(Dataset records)
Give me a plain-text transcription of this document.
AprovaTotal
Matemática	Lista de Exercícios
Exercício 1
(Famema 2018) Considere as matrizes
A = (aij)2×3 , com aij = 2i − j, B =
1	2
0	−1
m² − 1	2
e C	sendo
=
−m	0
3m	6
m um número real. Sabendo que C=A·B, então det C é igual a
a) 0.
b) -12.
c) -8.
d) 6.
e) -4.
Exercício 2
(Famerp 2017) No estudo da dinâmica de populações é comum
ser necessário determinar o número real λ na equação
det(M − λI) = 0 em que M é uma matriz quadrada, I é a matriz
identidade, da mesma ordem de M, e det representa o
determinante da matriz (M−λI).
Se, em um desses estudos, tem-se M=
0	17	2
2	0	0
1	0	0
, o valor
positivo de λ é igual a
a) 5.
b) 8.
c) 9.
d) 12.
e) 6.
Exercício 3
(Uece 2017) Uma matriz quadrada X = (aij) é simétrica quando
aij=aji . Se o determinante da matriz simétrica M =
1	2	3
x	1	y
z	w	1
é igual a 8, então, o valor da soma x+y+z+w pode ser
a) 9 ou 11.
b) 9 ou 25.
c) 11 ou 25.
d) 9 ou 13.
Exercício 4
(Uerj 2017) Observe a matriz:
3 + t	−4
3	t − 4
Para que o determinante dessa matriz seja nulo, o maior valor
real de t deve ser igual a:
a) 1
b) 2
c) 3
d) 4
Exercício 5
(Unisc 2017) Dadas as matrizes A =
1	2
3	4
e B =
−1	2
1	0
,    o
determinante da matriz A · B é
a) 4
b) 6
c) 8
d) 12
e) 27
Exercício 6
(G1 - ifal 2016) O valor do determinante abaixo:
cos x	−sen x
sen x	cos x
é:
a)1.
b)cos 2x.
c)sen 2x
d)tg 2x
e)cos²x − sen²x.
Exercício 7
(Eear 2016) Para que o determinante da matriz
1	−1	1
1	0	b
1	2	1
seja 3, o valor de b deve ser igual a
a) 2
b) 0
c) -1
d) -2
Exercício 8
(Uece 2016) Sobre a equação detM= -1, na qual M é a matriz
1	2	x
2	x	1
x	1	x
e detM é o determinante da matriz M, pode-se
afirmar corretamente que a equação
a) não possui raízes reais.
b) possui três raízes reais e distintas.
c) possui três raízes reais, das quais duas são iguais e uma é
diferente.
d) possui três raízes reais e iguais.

---

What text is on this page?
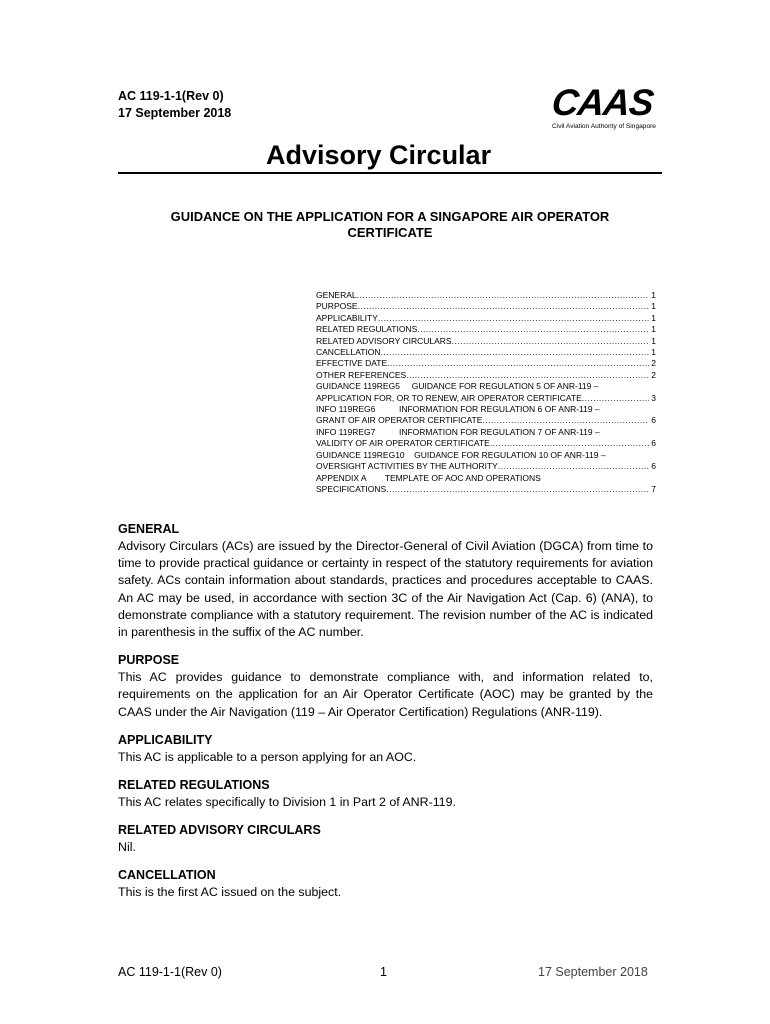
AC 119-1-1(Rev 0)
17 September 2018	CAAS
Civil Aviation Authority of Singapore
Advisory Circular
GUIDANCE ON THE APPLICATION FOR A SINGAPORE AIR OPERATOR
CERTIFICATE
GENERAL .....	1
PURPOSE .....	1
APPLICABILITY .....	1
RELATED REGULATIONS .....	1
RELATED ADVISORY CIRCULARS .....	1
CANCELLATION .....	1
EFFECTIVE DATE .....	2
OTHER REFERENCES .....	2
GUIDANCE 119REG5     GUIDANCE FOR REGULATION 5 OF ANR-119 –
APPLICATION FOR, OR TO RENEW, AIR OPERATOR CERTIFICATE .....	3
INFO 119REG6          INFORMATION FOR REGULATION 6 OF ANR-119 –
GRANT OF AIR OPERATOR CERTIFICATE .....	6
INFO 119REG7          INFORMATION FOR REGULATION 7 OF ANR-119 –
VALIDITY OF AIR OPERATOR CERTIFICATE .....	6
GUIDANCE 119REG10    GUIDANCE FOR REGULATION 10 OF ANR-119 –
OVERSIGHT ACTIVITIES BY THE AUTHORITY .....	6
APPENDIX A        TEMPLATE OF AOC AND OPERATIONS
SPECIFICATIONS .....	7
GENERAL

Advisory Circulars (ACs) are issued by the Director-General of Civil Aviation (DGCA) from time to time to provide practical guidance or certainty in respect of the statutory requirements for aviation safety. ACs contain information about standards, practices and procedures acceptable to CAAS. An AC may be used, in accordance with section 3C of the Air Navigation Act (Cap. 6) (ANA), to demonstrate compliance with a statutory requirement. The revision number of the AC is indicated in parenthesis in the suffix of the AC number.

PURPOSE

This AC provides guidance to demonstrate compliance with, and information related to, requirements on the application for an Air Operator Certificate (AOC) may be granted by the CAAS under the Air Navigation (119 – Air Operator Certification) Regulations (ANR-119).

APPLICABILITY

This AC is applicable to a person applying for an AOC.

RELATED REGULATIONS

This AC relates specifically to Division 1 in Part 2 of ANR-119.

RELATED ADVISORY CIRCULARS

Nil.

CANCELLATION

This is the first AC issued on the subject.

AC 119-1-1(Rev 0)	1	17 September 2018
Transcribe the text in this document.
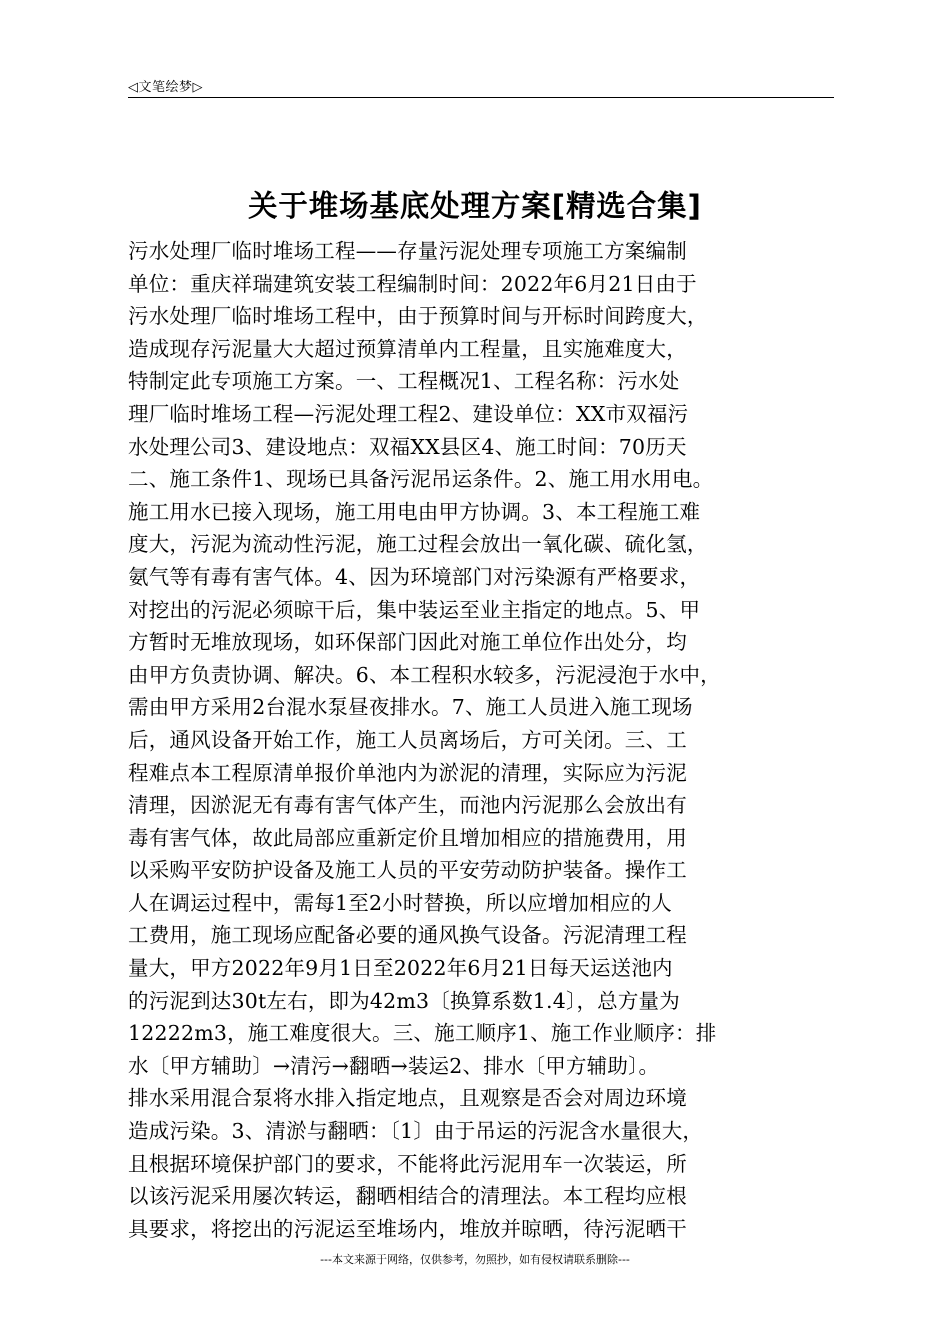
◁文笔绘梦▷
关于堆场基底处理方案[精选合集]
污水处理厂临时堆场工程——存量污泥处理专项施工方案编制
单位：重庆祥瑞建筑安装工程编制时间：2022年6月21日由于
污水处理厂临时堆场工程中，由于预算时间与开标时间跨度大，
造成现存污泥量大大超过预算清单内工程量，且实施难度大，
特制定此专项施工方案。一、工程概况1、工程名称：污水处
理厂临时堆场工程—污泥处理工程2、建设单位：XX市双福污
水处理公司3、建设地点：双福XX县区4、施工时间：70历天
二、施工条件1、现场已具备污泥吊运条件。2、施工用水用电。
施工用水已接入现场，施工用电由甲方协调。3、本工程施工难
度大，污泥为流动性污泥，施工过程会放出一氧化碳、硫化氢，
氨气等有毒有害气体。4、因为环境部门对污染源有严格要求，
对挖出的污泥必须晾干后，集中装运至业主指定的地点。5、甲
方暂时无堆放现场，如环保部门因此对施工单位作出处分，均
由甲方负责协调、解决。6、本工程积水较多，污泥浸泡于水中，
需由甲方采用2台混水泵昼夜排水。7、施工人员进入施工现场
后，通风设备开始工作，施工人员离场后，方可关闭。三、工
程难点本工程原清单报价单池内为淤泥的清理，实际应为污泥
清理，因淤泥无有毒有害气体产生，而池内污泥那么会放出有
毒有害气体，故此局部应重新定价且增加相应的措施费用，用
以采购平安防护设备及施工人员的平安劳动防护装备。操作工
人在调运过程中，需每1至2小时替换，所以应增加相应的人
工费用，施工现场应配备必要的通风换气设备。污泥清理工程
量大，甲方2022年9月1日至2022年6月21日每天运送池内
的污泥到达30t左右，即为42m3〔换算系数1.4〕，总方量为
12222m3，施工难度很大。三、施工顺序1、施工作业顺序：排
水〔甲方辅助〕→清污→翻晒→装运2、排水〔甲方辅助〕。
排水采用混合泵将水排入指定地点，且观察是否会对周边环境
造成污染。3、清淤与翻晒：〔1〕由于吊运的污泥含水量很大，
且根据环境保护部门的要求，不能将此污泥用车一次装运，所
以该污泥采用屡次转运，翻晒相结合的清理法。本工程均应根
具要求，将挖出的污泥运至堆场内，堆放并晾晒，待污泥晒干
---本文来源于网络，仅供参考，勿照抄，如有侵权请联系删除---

The exercise:
State the count of lines that contain the string "quadrada". Nothing else is needed.

Output of the exercise:
2